---------- Source data ----------

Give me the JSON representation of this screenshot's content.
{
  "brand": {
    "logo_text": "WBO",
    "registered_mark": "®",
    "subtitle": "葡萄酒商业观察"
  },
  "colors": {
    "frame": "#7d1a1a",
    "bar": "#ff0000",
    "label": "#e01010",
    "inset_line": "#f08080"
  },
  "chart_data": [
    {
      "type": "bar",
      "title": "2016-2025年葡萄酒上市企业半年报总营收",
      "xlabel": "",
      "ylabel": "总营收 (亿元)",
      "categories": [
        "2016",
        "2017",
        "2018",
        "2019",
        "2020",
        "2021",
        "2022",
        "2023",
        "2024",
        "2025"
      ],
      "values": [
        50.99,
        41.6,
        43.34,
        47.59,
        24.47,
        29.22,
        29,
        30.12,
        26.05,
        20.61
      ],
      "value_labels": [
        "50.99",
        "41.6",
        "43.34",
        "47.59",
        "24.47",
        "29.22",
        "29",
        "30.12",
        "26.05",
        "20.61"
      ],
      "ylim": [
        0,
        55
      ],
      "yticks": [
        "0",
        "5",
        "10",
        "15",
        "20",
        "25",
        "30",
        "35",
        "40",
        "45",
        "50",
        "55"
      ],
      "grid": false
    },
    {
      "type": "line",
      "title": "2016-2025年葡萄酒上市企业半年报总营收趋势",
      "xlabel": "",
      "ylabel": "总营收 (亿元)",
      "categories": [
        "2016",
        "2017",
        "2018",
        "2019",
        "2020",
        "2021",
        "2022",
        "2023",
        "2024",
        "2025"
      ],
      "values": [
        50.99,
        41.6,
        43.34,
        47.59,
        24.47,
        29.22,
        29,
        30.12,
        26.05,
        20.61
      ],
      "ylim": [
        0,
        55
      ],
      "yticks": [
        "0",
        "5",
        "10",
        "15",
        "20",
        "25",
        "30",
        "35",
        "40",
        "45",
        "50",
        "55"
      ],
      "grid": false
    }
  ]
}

----------

What the task requires: Can you reproduce all the material exactly?

Worked solution:
Give me the JSON representation of this screenshot's content.
{
  "brand": {
    "logo_text": "WBO",
    "registered_mark": "®",
    "subtitle": "葡萄酒商业观察"
  },
  "colors": {
    "frame": "#7d1a1a",
    "bar": "#ff0000",
    "label": "#e01010",
    "inset_line": "#f08080"
  },
  "chart_data": [
    {
      "type": "bar",
      "title": "2016-2025年葡萄酒上市企业半年报总营收",
      "xlabel": "",
      "ylabel": "总营收 (亿元)",
      "categories": [
        "2016",
        "2017",
        "2018",
        "2019",
        "2020",
        "2021",
        "2022",
        "2023",
        "2024",
        "2025"
      ],
      "values": [
        50.99,
        41.6,
        43.34,
        47.59,
        24.47,
        29.22,
        29,
        30.12,
        26.05,
        20.61
      ],
      "value_labels": [
        "50.99",
        "41.6",
        "43.34",
        "47.59",
        "24.47",
        "29.22",
        "29",
        "30.12",
        "26.05",
        "20.61"
      ],
      "ylim": [
        0,
        55
      ],
      "yticks": [
        "0",
        "5",
        "10",
        "15",
        "20",
        "25",
        "30",
        "35",
        "40",
        "45",
        "50",
        "55"
      ],
      "grid": false
    },
    {
      "type": "line",
      "title": "2016-2025年葡萄酒上市企业半年报总营收趋势",
      "xlabel": "",
      "ylabel": "总营收 (亿元)",
      "categories": [
        "2016",
        "2017",
        "2018",
        "2019",
        "2020",
        "2021",
        "2022",
        "2023",
        "2024",
        "2025"
      ],
      "values": [
        50.99,
        41.6,
        43.34,
        47.59,
        24.47,
        29.22,
        29,
        30.12,
        26.05,
        20.61
      ],
      "ylim": [
        0,
        55
      ],
      "yticks": [
        "0",
        "5",
        "10",
        "15",
        "20",
        "25",
        "30",
        "35",
        "40",
        "45",
        "50",
        "55"
      ],
      "grid": false
    }
  ]
}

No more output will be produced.